— start of Data supplied —

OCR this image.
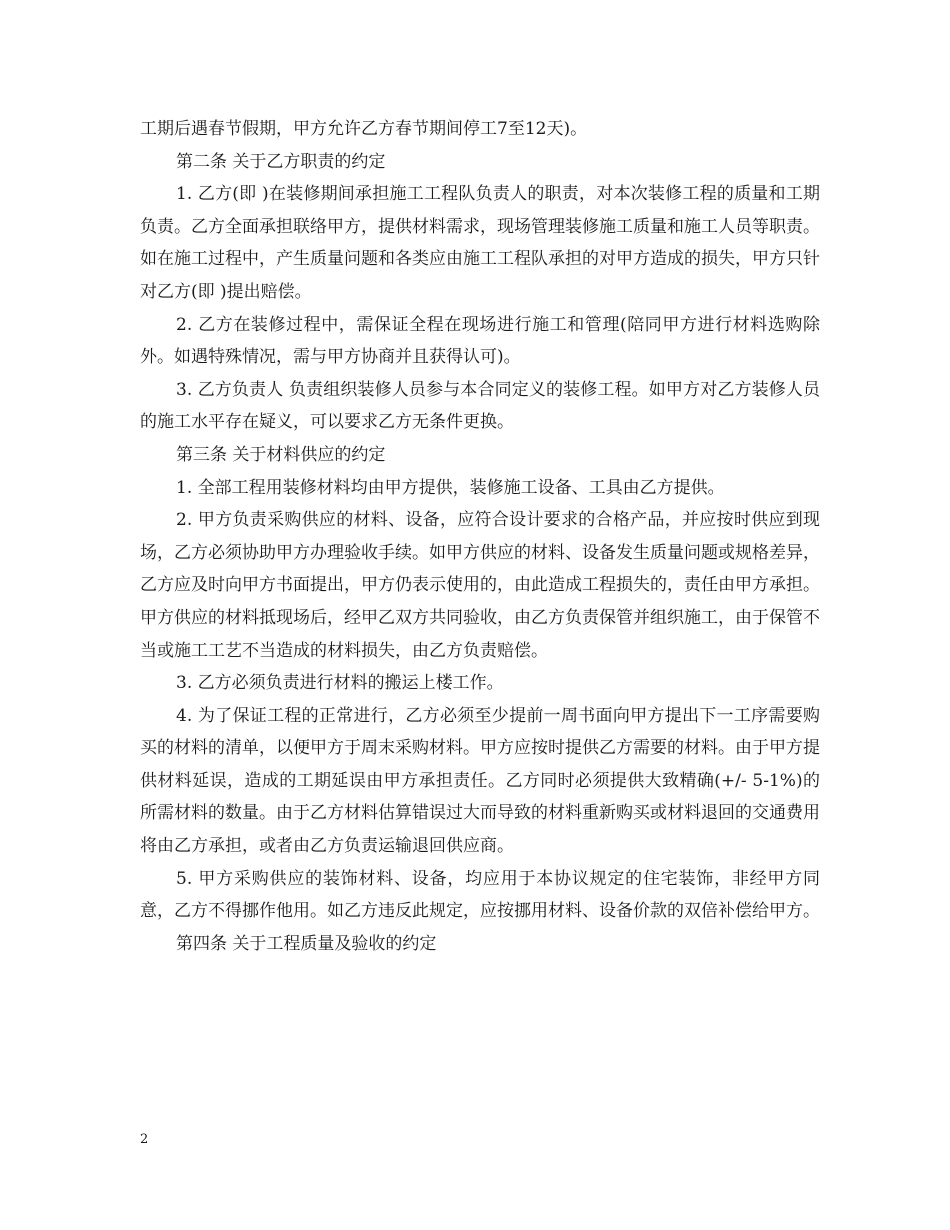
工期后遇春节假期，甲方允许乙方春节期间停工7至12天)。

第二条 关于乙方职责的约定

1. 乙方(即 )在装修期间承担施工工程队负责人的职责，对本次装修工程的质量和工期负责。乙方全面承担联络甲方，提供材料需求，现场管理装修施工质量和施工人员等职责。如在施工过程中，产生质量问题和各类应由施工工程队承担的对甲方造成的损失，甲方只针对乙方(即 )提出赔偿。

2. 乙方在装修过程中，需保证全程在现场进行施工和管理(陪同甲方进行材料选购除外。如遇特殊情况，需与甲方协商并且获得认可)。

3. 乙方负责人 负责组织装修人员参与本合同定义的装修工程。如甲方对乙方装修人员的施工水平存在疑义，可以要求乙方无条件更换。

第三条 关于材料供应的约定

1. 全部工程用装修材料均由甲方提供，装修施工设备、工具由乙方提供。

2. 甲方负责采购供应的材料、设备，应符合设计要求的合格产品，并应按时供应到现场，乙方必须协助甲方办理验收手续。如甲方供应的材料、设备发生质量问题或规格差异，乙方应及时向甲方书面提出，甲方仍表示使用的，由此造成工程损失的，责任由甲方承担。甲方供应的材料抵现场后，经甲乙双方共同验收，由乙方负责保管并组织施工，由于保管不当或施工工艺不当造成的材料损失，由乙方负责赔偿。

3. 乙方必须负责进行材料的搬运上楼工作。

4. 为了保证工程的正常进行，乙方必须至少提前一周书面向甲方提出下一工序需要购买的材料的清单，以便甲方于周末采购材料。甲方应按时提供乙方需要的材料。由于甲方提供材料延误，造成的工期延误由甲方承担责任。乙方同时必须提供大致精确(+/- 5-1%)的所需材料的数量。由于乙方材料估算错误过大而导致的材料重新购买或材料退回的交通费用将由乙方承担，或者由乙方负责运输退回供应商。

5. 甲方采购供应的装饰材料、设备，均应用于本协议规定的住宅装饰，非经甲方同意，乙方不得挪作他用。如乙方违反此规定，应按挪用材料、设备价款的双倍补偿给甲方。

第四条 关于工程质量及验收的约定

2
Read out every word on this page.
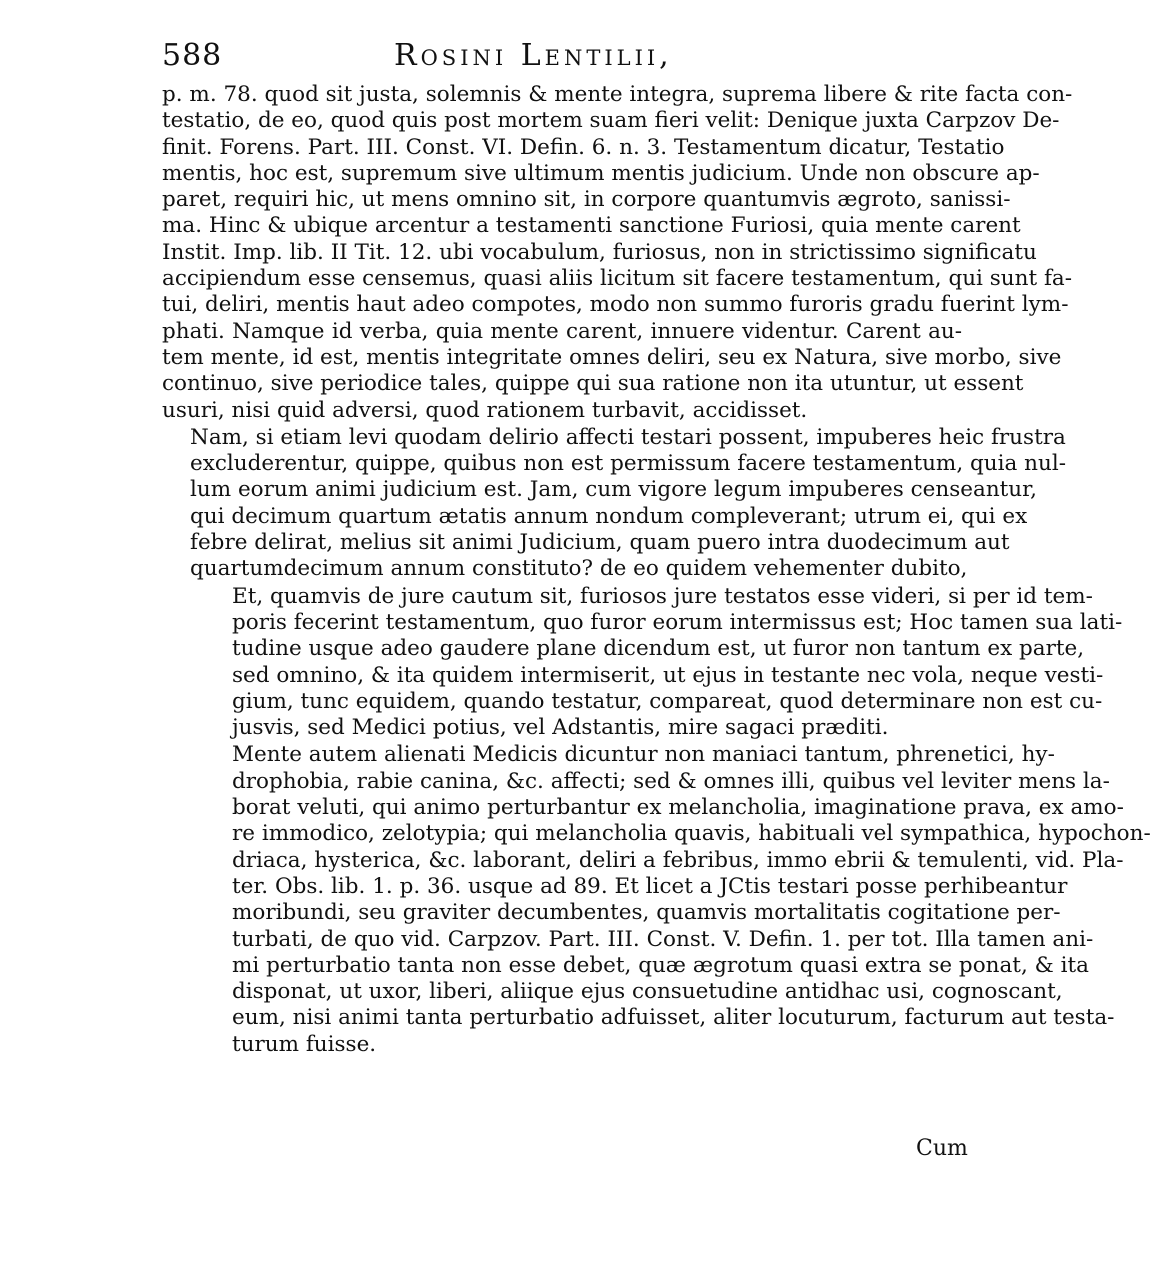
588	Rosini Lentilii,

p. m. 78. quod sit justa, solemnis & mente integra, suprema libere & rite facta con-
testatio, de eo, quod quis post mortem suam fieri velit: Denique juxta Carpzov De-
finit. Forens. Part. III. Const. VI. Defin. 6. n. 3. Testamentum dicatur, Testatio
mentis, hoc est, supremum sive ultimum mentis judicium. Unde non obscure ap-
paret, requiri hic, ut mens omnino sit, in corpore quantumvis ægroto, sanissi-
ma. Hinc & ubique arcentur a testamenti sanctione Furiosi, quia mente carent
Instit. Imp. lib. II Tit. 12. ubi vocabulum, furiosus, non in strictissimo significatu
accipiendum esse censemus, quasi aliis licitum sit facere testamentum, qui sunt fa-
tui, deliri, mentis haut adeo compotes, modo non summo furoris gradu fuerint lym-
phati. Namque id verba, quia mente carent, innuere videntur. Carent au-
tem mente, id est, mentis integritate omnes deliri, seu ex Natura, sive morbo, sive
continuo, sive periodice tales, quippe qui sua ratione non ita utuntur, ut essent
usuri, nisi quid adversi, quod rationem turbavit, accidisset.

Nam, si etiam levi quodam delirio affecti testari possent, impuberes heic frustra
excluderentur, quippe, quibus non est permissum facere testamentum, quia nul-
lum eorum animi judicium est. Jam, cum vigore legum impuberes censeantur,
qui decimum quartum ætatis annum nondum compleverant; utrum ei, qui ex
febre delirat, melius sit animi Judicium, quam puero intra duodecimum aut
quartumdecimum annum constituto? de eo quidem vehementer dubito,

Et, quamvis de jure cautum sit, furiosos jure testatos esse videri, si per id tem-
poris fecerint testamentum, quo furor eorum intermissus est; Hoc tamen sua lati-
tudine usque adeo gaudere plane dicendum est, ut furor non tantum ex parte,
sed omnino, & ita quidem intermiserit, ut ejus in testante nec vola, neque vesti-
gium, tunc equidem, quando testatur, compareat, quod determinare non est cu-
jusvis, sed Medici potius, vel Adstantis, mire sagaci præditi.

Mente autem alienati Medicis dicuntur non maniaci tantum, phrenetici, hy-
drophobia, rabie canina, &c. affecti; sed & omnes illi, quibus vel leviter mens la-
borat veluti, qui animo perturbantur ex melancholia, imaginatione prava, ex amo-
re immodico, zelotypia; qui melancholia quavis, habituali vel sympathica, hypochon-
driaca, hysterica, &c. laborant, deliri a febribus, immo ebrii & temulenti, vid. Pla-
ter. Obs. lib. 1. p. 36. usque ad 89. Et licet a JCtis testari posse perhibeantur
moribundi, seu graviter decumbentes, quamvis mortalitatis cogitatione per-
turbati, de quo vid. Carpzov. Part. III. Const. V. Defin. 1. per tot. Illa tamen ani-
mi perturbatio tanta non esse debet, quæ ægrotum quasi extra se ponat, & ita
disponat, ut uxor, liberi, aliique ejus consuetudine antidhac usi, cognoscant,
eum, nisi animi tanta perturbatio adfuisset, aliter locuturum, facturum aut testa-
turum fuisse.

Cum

— end of Data supplied —

*What is needed:* Leave out the pictures and repeat everything else in the records exactly.

*Exercise result:*
OCR this image.
工期后遇春节假期，甲方允许乙方春节期间停工7至12天)。

第二条 关于乙方职责的约定

1. 乙方(即 )在装修期间承担施工工程队负责人的职责，对本次装修工程的质量和工期负责。乙方全面承担联络甲方，提供材料需求，现场管理装修施工质量和施工人员等职责。如在施工过程中，产生质量问题和各类应由施工工程队承担的对甲方造成的损失，甲方只针对乙方(即 )提出赔偿。

2. 乙方在装修过程中，需保证全程在现场进行施工和管理(陪同甲方进行材料选购除外。如遇特殊情况，需与甲方协商并且获得认可)。

3. 乙方负责人 负责组织装修人员参与本合同定义的装修工程。如甲方对乙方装修人员的施工水平存在疑义，可以要求乙方无条件更换。

第三条 关于材料供应的约定

1. 全部工程用装修材料均由甲方提供，装修施工设备、工具由乙方提供。

2. 甲方负责采购供应的材料、设备，应符合设计要求的合格产品，并应按时供应到现场，乙方必须协助甲方办理验收手续。如甲方供应的材料、设备发生质量问题或规格差异，乙方应及时向甲方书面提出，甲方仍表示使用的，由此造成工程损失的，责任由甲方承担。甲方供应的材料抵现场后，经甲乙双方共同验收，由乙方负责保管并组织施工，由于保管不当或施工工艺不当造成的材料损失，由乙方负责赔偿。

3. 乙方必须负责进行材料的搬运上楼工作。

4. 为了保证工程的正常进行，乙方必须至少提前一周书面向甲方提出下一工序需要购买的材料的清单，以便甲方于周末采购材料。甲方应按时提供乙方需要的材料。由于甲方提供材料延误，造成的工期延误由甲方承担责任。乙方同时必须提供大致精确(+/- 5-1%)的所需材料的数量。由于乙方材料估算错误过大而导致的材料重新购买或材料退回的交通费用将由乙方承担，或者由乙方负责运输退回供应商。

5. 甲方采购供应的装饰材料、设备，均应用于本协议规定的住宅装饰，非经甲方同意，乙方不得挪作他用。如乙方违反此规定，应按挪用材料、设备价款的双倍补偿给甲方。

第四条 关于工程质量及验收的约定

2
Read out every word on this page.
588	Rosini Lentilii,

p. m. 78. quod sit justa, solemnis & mente integra, suprema libere & rite facta con-
testatio, de eo, quod quis post mortem suam fieri velit: Denique juxta Carpzov De-
finit. Forens. Part. III. Const. VI. Defin. 6. n. 3. Testamentum dicatur, Testatio
mentis, hoc est, supremum sive ultimum mentis judicium. Unde non obscure ap-
paret, requiri hic, ut mens omnino sit, in corpore quantumvis ægroto, sanissi-
ma. Hinc & ubique arcentur a testamenti sanctione Furiosi, quia mente carent
Instit. Imp. lib. II Tit. 12. ubi vocabulum, furiosus, non in strictissimo significatu
accipiendum esse censemus, quasi aliis licitum sit facere testamentum, qui sunt fa-
tui, deliri, mentis haut adeo compotes, modo non summo furoris gradu fuerint lym-
phati. Namque id verba, quia mente carent, innuere videntur. Carent au-
tem mente, id est, mentis integritate omnes deliri, seu ex Natura, sive morbo, sive
continuo, sive periodice tales, quippe qui sua ratione non ita utuntur, ut essent
usuri, nisi quid adversi, quod rationem turbavit, accidisset.

Nam, si etiam levi quodam delirio affecti testari possent, impuberes heic frustra
excluderentur, quippe, quibus non est permissum facere testamentum, quia nul-
lum eorum animi judicium est. Jam, cum vigore legum impuberes censeantur,
qui decimum quartum ætatis annum nondum compleverant; utrum ei, qui ex
febre delirat, melius sit animi Judicium, quam puero intra duodecimum aut
quartumdecimum annum constituto? de eo quidem vehementer dubito,

Et, quamvis de jure cautum sit, furiosos jure testatos esse videri, si per id tem-
poris fecerint testamentum, quo furor eorum intermissus est; Hoc tamen sua lati-
tudine usque adeo gaudere plane dicendum est, ut furor non tantum ex parte,
sed omnino, & ita quidem intermiserit, ut ejus in testante nec vola, neque vesti-
gium, tunc equidem, quando testatur, compareat, quod determinare non est cu-
jusvis, sed Medici potius, vel Adstantis, mire sagaci præditi.

Mente autem alienati Medicis dicuntur non maniaci tantum, phrenetici, hy-
drophobia, rabie canina, &c. affecti; sed & omnes illi, quibus vel leviter mens la-
borat veluti, qui animo perturbantur ex melancholia, imaginatione prava, ex amo-
re immodico, zelotypia; qui melancholia quavis, habituali vel sympathica, hypochon-
driaca, hysterica, &c. laborant, deliri a febribus, immo ebrii & temulenti, vid. Pla-
ter. Obs. lib. 1. p. 36. usque ad 89. Et licet a JCtis testari posse perhibeantur
moribundi, seu graviter decumbentes, quamvis mortalitatis cogitatione per-
turbati, de quo vid. Carpzov. Part. III. Const. V. Defin. 1. per tot. Illa tamen ani-
mi perturbatio tanta non esse debet, quæ ægrotum quasi extra se ponat, & ita
disponat, ut uxor, liberi, aliique ejus consuetudine antidhac usi, cognoscant,
eum, nisi animi tanta perturbatio adfuisset, aliter locuturum, facturum aut testa-
turum fuisse.

Cum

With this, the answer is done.